▸ **Goal**:
Bring together all lines of the material below that contain the string "MACIEIRA".

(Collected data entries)
****************************************

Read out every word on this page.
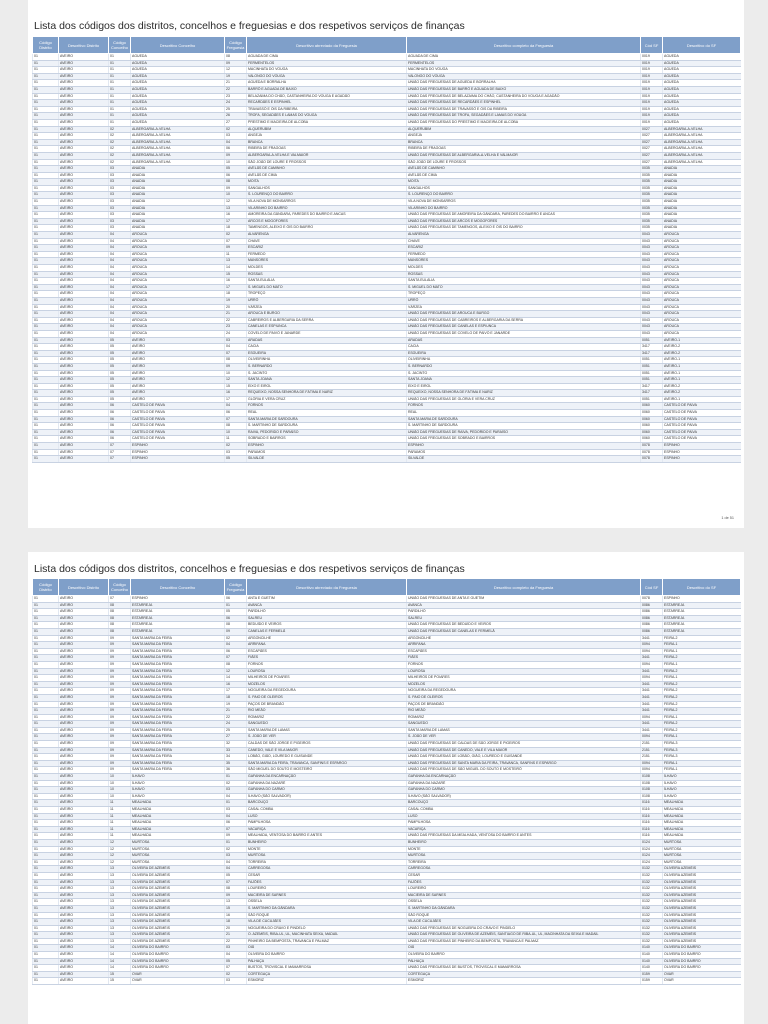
Lista dos códigos dos distritos, concelhos e freguesias e dos respetivos serviços de finanças
Código Distrito	Descritivo Distrito	Código Concelho	Descritivo Concelho	Código Freguesia	Descritivo abreviado da Freguesia	Descritivo completo da Freguesia	Cód SF	Descritivo do SF
01	AVEIRO	01	AGUEDA	08	AGUADA DE CIMA	AGUADA DE CIMA	0019	AGUEDA
01	AVEIRO	01	AGUEDA	09	FERMENTELOS	FERMENTELOS	0019	AGUEDA
01	AVEIRO	01	AGUEDA	12	MACINHATA DO VOUGA	MACINHATA DO VOUGA	0019	AGUEDA
01	AVEIRO	01	AGUEDA	19	VALONGO DO VOUGA	VALONGO DO VOUGA	0019	AGUEDA
01	AVEIRO	01	AGUEDA	21	AGUEDA E BORRALHA	UNIÃO DAS FREGUESIAS DE AGUEDA E BORRALHA	0019	AGUEDA
01	AVEIRO	01	AGUEDA	22	BARRÔ E AGUADA DE BAIXO	UNIÃO DAS FREGUESIAS DE BARRÔ E AGUADA DE BAIXO	0019	AGUEDA
01	AVEIRO	01	AGUEDA	23	BELAZAIMA DO CHÃO, CASTANHEIRA DO VOUGA E AGADÃO	UNIÃO DAS FREGUESIAS DE BELAZAIMA DO CHÃO, CASTANHEIRA DO VOUGA E AGADÃO	0019	AGUEDA
01	AVEIRO	01	AGUEDA	24	RECARDÃES E ESPINHEL	UNIÃO DAS FREGUESIAS DE RECARDÃES E ESPINHEL	0019	AGUEDA
01	AVEIRO	01	AGUEDA	25	TRAVASSÔ E ÓIS DA RIBEIRA	UNIÃO DAS FREGUESIAS DE TRAVASSÔ E ÓIS DA RIBEIRA	0019	AGUEDA
01	AVEIRO	01	AGUEDA	26	TROFA, SEGADÃES E LAMAS DO VOUGA	UNIÃO DAS FREGUESIAS DE TROFA, SEGADÃES E LAMAS DO VOUGA	0019	AGUEDA
01	AVEIRO	01	AGUEDA	27	PRESTIMO E MACIEIRA DE ALCOBA	UNIÃO DAS FREGUESIAS DO PRESTIMO E MACIEIRA DE ALCOBA	0019	AGUEDA
01	AVEIRO	02	ALBERGARIA-A-VELHA	02	ALQUERUBIM	ALQUERUBIM	0027	ALBERGARIA-A-VELHA
01	AVEIRO	02	ALBERGARIA-A-VELHA	03	ANGEJA	ANGEJA	0027	ALBERGARIA-A-VELHA
01	AVEIRO	02	ALBERGARIA-A-VELHA	04	BRANCA	BRANCA	0027	ALBERGARIA-A-VELHA
01	AVEIRO	02	ALBERGARIA-A-VELHA	06	RIBEIRA DE FRAGOAS	RIBEIRA DE FRAGOAS	0027	ALBERGARIA-A-VELHA
01	AVEIRO	02	ALBERGARIA-A-VELHA	09	ALBERGARIA-A-VELHA E VALMAIOR	UNIÃO DAS FREGUESIAS DE ALBERGARIA-A-VELHA E VALMAIOR	0027	ALBERGARIA-A-VELHA
01	AVEIRO	02	ALBERGARIA-A-VELHA	10	SÃO JOÃO DE LOURE E FROSSOS	SÃO JOÃO DE LOURE E FROSSOS	0027	ALBERGARIA-A-VELHA
01	AVEIRO	03	ANADIA	05	AVELÃS DE CAMINHO	AVELÃS DE CAMINHO	0035	ANADIA
01	AVEIRO	03	ANADIA	06	AVELÃS DE CIMA	AVELÃS DE CIMA	0035	ANADIA
01	AVEIRO	03	ANADIA	08	MOITA	MOITA	0035	ANADIA
01	AVEIRO	03	ANADIA	09	SANGALHOS	SANGALHOS	0035	ANADIA
01	AVEIRO	03	ANADIA	10	S. LOURENÇO DO BAIRRO	S. LOURENÇO DO BAIRRO	0035	ANADIA
01	AVEIRO	03	ANADIA	12	VILA NOVA DE MONSARROS	VILA NOVA DE MONSARROS	0035	ANADIA
01	AVEIRO	03	ANADIA	13	VILARINHO DO BAIRRO	VILARINHO DO BAIRRO	0035	ANADIA
01	AVEIRO	03	ANADIA	16	AMOREIRA DA GÂNDARA, PAREDES DO BAIRRO E ANCAS	UNIÃO DAS FREGUESIAS DE AMOREIRA DA GÂNDARA, PAREDES DO BAIRRO E ANCAS	0035	ANADIA
01	AVEIRO	03	ANADIA	17	ARCOS E MOGOFORES	UNIÃO DAS FREGUESIAS DE ARCOS E MOGOFORES	0035	ANADIA
01	AVEIRO	03	ANADIA	18	TAMENGOS, ALEIXO E ÓIS DO BAIRRO	UNIÃO DAS FREGUESIAS DE TAMENGOS, ALEIXO E ÓIS DO BAIRRO	0035	ANADIA
01	AVEIRO	04	AROUCA	02	ALVARENGA	ALVARENGA	0043	AROUCA
01	AVEIRO	04	AROUCA	07	CHAVE	CHAVE	0043	AROUCA
01	AVEIRO	04	AROUCA	09	ESCARIZ	ESCARIZ	0043	AROUCA
01	AVEIRO	04	AROUCA	11	FERMEDO	FERMEDO	0043	AROUCA
01	AVEIRO	04	AROUCA	13	MANSORES	MANSORES	0043	AROUCA
01	AVEIRO	04	AROUCA	14	MOLDES	MOLDES	0043	AROUCA
01	AVEIRO	04	AROUCA	15	ROSSAS	ROSSAS	0043	AROUCA
01	AVEIRO	04	AROUCA	16	SANTA EULÁLIA	SANTA EULÁLIA	0043	AROUCA
01	AVEIRO	04	AROUCA	17	S. MIGUEL DO MATO	S. MIGUEL DO MATO	0043	AROUCA
01	AVEIRO	04	AROUCA	18	TROPEÇO	TROPEÇO	0043	AROUCA
01	AVEIRO	04	AROUCA	19	URRÔ	URRÔ	0043	AROUCA
01	AVEIRO	04	AROUCA	20	VÁRZEA	VÁRZEA	0043	AROUCA
01	AVEIRO	04	AROUCA	21	AROUCA E BURGO	UNIÃO DAS FREGUESIAS DE AROUCA E BURGO	0043	AROUCA
01	AVEIRO	04	AROUCA	22	CABREIROS E ALBERGARIA DA SERRA	UNIÃO DAS FREGUESIAS DE CABREIROS E ALBERGARIA DA SERRA	0043	AROUCA
01	AVEIRO	04	AROUCA	23	CANELAS E ESPIUNCA	UNIÃO DAS FREGUESIAS DE CANELAS E ESPIUNCA	0043	AROUCA
01	AVEIRO	04	AROUCA	24	COVELO DE PAIVÓ E JANARDE	UNIÃO DAS FREGUESIAS DE COVELO DE PAIVÓ E JANARDE	0043	AROUCA
01	AVEIRO	05	AVEIRO	03	ARADAS	ARADAS	0051	AVEIRO-1
01	AVEIRO	05	AVEIRO	04	CACIA	CACIA	3417	AVEIRO-2
01	AVEIRO	05	AVEIRO	07	ESGUEIRA	ESGUEIRA	3417	AVEIRO-2
01	AVEIRO	05	AVEIRO	08	OLIVEIRINHA	OLIVEIRINHA	0051	AVEIRO-1
01	AVEIRO	05	AVEIRO	09	S. BERNARDO	S. BERNARDO	0051	AVEIRO-1
01	AVEIRO	05	AVEIRO	10	S. JACINTO	S. JACINTO	0051	AVEIRO-1
01	AVEIRO	05	AVEIRO	12	SANTA JOANA	SANTA JOANA	0051	AVEIRO-1
01	AVEIRO	05	AVEIRO	15	EIXO E EIROL	EIXO E EIROL	3417	AVEIRO-2
01	AVEIRO	05	AVEIRO	16	REQUEIXO, NOSSA SENHORA DE FÁTIMA E NARIZ	REQUEIXO, NOSSA SENHORA DE FÁTIMA E NARIZ	3417	AVEIRO-2
01	AVEIRO	05	AVEIRO	17	GLÓRIA E VERA CRUZ	UNIÃO DAS FREGUESIAS DE GLÓRIA E VERA CRUZ	0051	AVEIRO-1
01	AVEIRO	06	CASTELO DE PAIVA	04	FORNOS	FORNOS	0060	CASTELO DE PAIVA
01	AVEIRO	06	CASTELO DE PAIVA	06	REAL	REAL	0060	CASTELO DE PAIVA
01	AVEIRO	06	CASTELO DE PAIVA	07	SANTA MARIA DE SARDOURA	SANTA MARIA DE SARDOURA	0060	CASTELO DE PAIVA
01	AVEIRO	06	CASTELO DE PAIVA	08	S. MARTINHO DE SARDOURA	S. MARTINHO DE SARDOURA	0060	CASTELO DE PAIVA
01	AVEIRO	06	CASTELO DE PAIVA	10	RAIVA, PEDORIDO E PARAÍSO	UNIÃO DAS FREGUESIAS DE RAIVA, PEDORIDO E PARAÍSO	0060	CASTELO DE PAIVA
01	AVEIRO	06	CASTELO DE PAIVA	11	SOBRADO E BAIRROS	UNIÃO DAS FREGUESIAS DE SOBRADO E BAIRROS	0060	CASTELO DE PAIVA
01	AVEIRO	07	ESPINHO	02	ESPINHO	ESPINHO	0078	ESPINHO
01	AVEIRO	07	ESPINHO	03	PARAMOS	PARAMOS	0078	ESPINHO
01	AVEIRO	07	ESPINHO	05	SILVALDE	SILVALDE	0078	ESPINHO
1 de 51
Lista dos códigos dos distritos, concelhos e freguesias e dos respetivos serviços de finanças
Código Distrito	Descritivo Distrito	Código Concelho	Descritivo Concelho	Código Freguesia	Descritivo abreviado da Freguesia	Descritivo completo da Freguesia	Cód SF	Descritivo do SF
01	AVEIRO	07	ESPINHO	06	ANTA E GUETIM	UNIÃO DAS FREGUESIAS DE ANTA E GUETIM	0078	ESPINHO
01	AVEIRO	08	ESTARREJA	01	AVANCA	AVANCA	0086	ESTARREJA
01	AVEIRO	08	ESTARREJA	05	PARDILHÓ	PARDILHÓ	0086	ESTARREJA
01	AVEIRO	08	ESTARREJA	06	SALREU	SALREU	0086	ESTARREJA
01	AVEIRO	08	ESTARREJA	08	BEDUÍDO E VEIROS	UNIÃO DAS FREGUESIAS DE BEDUÍDO E VEIROS	0086	ESTARREJA
01	AVEIRO	08	ESTARREJA	09	CANELAS E FERMELÃ	UNIÃO DAS FREGUESIAS DE CANELAS E FERMELÃ	0086	ESTARREJA
01	AVEIRO	09	SANTA MARIA DA FEIRA	02	ARGONCILHE	ARGONCILHE	3441	FEIRA-2
01	AVEIRO	09	SANTA MARIA DA FEIRA	04	ARRIFANA	ARRIFANA	0094	FEIRA-1
01	AVEIRO	09	SANTA MARIA DA FEIRA	06	ESCAPÃES	ESCAPÃES	0094	FEIRA-1
01	AVEIRO	09	SANTA MARIA DA FEIRA	07	FIÃES	FIÃES	3441	FEIRA-2
01	AVEIRO	09	SANTA MARIA DA FEIRA	08	FORNOS	FORNOS	0094	FEIRA-1
01	AVEIRO	09	SANTA MARIA DA FEIRA	12	LOUROSA	LOUROSA	3441	FEIRA-2
01	AVEIRO	09	SANTA MARIA DA FEIRA	14	MILHEIRÓS DE POIARES	MILHEIRÓS DE POIARES	0094	FEIRA-1
01	AVEIRO	09	SANTA MARIA DA FEIRA	16	MOZELOS	MOZELOS	3441	FEIRA-2
01	AVEIRO	09	SANTA MARIA DA FEIRA	17	NOGUEIRA DA REGEDOURA	NOGUEIRA DA REGEDOURA	3441	FEIRA-2
01	AVEIRO	09	SANTA MARIA DA FEIRA	18	S. PAIO DE OLEIROS	S. PAIO DE OLEIROS	3441	FEIRA-2
01	AVEIRO	09	SANTA MARIA DA FEIRA	19	PAÇOS DE BRANDÃO	PAÇOS DE BRANDÃO	3441	FEIRA-2
01	AVEIRO	09	SANTA MARIA DA FEIRA	21	RIO MEÃO	RIO MEÃO	3441	FEIRA-2
01	AVEIRO	09	SANTA MARIA DA FEIRA	22	ROMARIZ	ROMARIZ	0094	FEIRA-1
01	AVEIRO	09	SANTA MARIA DA FEIRA	24	SANGUEDO	SANGUEDO	3441	FEIRA-2
01	AVEIRO	09	SANTA MARIA DA FEIRA	25	SANTA MARIA DE LAMAS	SANTA MARIA DE LAMAS	3441	FEIRA-2
01	AVEIRO	09	SANTA MARIA DA FEIRA	27	S. JOÃO DE VER	S. JOÃO DE VER	0094	FEIRA-1
01	AVEIRO	09	SANTA MARIA DA FEIRA	32	CALDAS DE SÃO JORGE E PIGEIROS	UNIÃO DAS FREGUESIAS DE CALDAS DE SÃO JORGE E PIGEIROS	2151	FEIRA-3
01	AVEIRO	09	SANTA MARIA DA FEIRA	33	CANEDO, VALE E VILA MAIOR	UNIÃO DAS FREGUESIAS DE CANEDO, VALE E VILA MAIOR	2151	FEIRA-3
01	AVEIRO	09	SANTA MARIA DA FEIRA	34	LOBÃO, GIÃO, LOUREDO E GUISANDE	UNIÃO DAS FREGUESIAS DE LOBÃO, GIÃO, LOUREDO E GUISANDE	2151	FEIRA-3
01	AVEIRO	09	SANTA MARIA DA FEIRA	35	SANTA MARIA DA FEIRA, TRAVANCA, SANFINS E ESPARGO	UNIÃO DAS FREGUESIAS DE SANTA MARIA DA FEIRA, TRAVANCA, SANFINS E ESPARGO	0094	FEIRA-1
01	AVEIRO	09	SANTA MARIA DA FEIRA	36	SÃO MIGUEL DO SOUTO E MOSTEIRÔ	UNIÃO DAS FREGUESIAS DE SÃO MIGUEL DO SOUTO E MOSTEIRÔ	0094	FEIRA-1
01	AVEIRO	10	ÍLHAVO	01	GAFANHA DA ENCARNAÇÃO	GAFANHA DA ENCARNAÇÃO	0108	ÍLHAVO
01	AVEIRO	10	ÍLHAVO	02	GAFANHA DA NAZARÉ	GAFANHA DA NAZARÉ	0108	ÍLHAVO
01	AVEIRO	10	ÍLHAVO	03	GAFANHA DO CARMO	GAFANHA DO CARMO	0108	ÍLHAVO
01	AVEIRO	10	ÍLHAVO	04	ÍLHAVO (SÃO SALVADOR)	ÍLHAVO (SÃO SALVADOR)	0108	ÍLHAVO
01	AVEIRO	11	MEALHADA	01	BARCOUÇO	BARCOUÇO	0116	MEALHADA
01	AVEIRO	11	MEALHADA	03	CASAL COMBA	CASAL COMBA	0116	MEALHADA
01	AVEIRO	11	MEALHADA	04	LUSO	LUSO	0116	MEALHADA
01	AVEIRO	11	MEALHADA	06	PAMPILHOSA	PAMPILHOSA	0116	MEALHADA
01	AVEIRO	11	MEALHADA	07	VACARIÇA	VACARIÇA	0116	MEALHADA
01	AVEIRO	11	MEALHADA	09	MEALHADA, VENTOSA DO BAIRRO E ANTES	UNIÃO DAS FREGUESIAS DA MEALHADA, VENTOSA DO BAIRRO E ANTES	0116	MEALHADA
01	AVEIRO	12	MURTOSA	01	BUNHEIRO	BUNHEIRO	0124	MURTOSA
01	AVEIRO	12	MURTOSA	02	MONTE	MONTE	0124	MURTOSA
01	AVEIRO	12	MURTOSA	03	MURTOSA	MURTOSA	0124	MURTOSA
01	AVEIRO	12	MURTOSA	04	TORREIRA	TORREIRA	0124	MURTOSA
01	AVEIRO	13	OLIVEIRA DE AZEMÉIS	04	CARREGOSA	CARREGOSA	0132	OLIVEIRA AZEMÉIS
01	AVEIRO	13	OLIVEIRA DE AZEMÉIS	05	CESAR	CESAR	0132	OLIVEIRA AZEMÉIS
01	AVEIRO	13	OLIVEIRA DE AZEMÉIS	07	FAJÕES	FAJÕES	0132	OLIVEIRA AZEMÉIS
01	AVEIRO	13	OLIVEIRA DE AZEMÉIS	08	LOUREIRO	LOUREIRO	0132	OLIVEIRA AZEMÉIS
01	AVEIRO	13	OLIVEIRA DE AZEMÉIS	09	MACIEIRA DE SARNES	MACIEIRA DE SARNES	0132	OLIVEIRA AZEMÉIS
01	AVEIRO	13	OLIVEIRA DE AZEMÉIS	13	OSSELA	OSSELA	0132	OLIVEIRA AZEMÉIS
01	AVEIRO	13	OLIVEIRA DE AZEMÉIS	15	S. MARTINHO DA GÂNDARA	S. MARTINHO DA GÂNDARA	0132	OLIVEIRA AZEMÉIS
01	AVEIRO	13	OLIVEIRA DE AZEMÉIS	16	SÃO ROQUE	SÃO ROQUE	0132	OLIVEIRA AZEMÉIS
01	AVEIRO	13	OLIVEIRA DE AZEMÉIS	18	VILA DE CUCUJÃES	VILA DE CUCUJÃES	0132	OLIVEIRA AZEMÉIS
01	AVEIRO	13	OLIVEIRA DE AZEMÉIS	20	NOGUEIRA DO CRAVO E PINDELO	UNIÃO DAS FREGUESIAS DE NOGUEIRA DO CRAVO E PINDELO	0132	OLIVEIRA AZEMÉIS
01	AVEIRO	13	OLIVEIRA DE AZEMÉIS	21	O. AZEMÉIS, RIBA-UL, UL, MACINHATA SEIXA, MADAÍL	UNIÃO DAS FREGUESIAS DE OLIVEIRA DE AZEMÉIS, SANTIAGO DE RIBA-UL, UL, MACINHATA DA SEIXA E MADAÍL	0132	OLIVEIRA AZEMÉIS
01	AVEIRO	13	OLIVEIRA DE AZEMÉIS	22	PINHEIRO DA BEMPOSTA, TRAVANCA E PALMAZ	UNIÃO DAS FREGUESIAS DE PINHEIRO DA BEMPOSTA, TRAVANCA E PALMAZ	0132	OLIVEIRA AZEMÉIS
01	AVEIRO	14	OLIVEIRA DO BAIRRO	03	OIÃ	OIÃ	0140	OLIVEIRA DO BAIRRO
01	AVEIRO	14	OLIVEIRA DO BAIRRO	04	OLIVEIRA DO BAIRRO	OLIVEIRA DO BAIRRO	0140	OLIVEIRA DO BAIRRO
01	AVEIRO	14	OLIVEIRA DO BAIRRO	05	PALHAÇA	PALHAÇA	0140	OLIVEIRA DO BAIRRO
01	AVEIRO	14	OLIVEIRA DO BAIRRO	07	BUSTOS, TROVISCAL E MAMARROSA	UNIÃO DAS FREGUESIAS DE BUSTOS, TROVISCAL E MAMARROSA	0140	OLIVEIRA DO BAIRRO
01	AVEIRO	15	OVAR	02	CORTEGAÇA	CORTEGAÇA	0159	OVAR
01	AVEIRO	15	OVAR	03	ESMORIZ	ESMORIZ	0159	OVAR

****************************************

▸ **The result**:
01	AVEIRO	01	AGUEDA	27	PRESTIMO E MACIEIRA DE ALCOBA	UNIÃO DAS FREGUESIAS DO PRESTIMO E MACIEIRA DE ALCOBA	0019	AGUEDA
01	AVEIRO	13	OLIVEIRA DE AZEMÉIS	09	MACIEIRA DE SARNES	MACIEIRA DE SARNES	0132	OLIVEIRA AZEMÉIS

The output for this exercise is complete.